━━ Records shown
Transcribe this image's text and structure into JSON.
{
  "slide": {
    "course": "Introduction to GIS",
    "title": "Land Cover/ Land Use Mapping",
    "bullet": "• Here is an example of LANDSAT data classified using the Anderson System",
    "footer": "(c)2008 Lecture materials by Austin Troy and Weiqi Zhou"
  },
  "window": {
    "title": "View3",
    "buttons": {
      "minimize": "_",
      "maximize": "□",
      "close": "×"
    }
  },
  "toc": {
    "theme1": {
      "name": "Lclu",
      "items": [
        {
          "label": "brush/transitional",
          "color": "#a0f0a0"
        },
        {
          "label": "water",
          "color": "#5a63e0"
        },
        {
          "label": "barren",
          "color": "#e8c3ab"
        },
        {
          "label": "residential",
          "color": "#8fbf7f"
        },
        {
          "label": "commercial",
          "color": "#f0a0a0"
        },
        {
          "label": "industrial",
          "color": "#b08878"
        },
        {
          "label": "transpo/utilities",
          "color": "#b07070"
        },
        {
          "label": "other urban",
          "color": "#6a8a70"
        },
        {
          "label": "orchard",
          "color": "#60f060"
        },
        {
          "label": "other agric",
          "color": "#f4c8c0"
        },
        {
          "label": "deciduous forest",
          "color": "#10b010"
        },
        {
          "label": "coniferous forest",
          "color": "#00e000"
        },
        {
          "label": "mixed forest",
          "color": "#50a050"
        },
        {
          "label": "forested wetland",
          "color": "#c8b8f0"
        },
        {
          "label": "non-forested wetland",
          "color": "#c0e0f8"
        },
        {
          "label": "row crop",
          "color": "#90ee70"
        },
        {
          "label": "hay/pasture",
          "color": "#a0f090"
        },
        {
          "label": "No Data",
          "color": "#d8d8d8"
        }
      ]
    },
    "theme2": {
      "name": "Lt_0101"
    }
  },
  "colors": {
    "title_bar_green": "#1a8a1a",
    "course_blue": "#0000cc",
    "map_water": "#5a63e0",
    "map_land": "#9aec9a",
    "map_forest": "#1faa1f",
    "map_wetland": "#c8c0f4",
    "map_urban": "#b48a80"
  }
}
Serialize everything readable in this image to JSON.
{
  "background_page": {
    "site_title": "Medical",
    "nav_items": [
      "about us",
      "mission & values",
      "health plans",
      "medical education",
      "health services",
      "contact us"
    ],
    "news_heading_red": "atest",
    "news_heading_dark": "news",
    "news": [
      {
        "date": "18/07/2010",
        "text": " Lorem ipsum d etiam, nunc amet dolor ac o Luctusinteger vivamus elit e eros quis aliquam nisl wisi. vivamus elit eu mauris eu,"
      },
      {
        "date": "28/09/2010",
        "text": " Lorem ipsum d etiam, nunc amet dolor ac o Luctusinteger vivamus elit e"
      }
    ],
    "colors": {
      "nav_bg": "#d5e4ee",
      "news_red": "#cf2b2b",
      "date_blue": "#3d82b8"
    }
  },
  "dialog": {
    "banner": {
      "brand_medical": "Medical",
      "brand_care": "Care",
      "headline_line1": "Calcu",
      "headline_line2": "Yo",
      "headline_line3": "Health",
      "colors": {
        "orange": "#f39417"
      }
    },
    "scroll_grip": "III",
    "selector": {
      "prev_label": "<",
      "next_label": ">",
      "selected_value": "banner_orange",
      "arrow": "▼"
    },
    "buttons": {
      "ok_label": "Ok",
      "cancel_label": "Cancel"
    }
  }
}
━━━━
• Instructions to follow: Say only how many lines in the records carry the word "Luctusinteger".

• Exercise solution: 2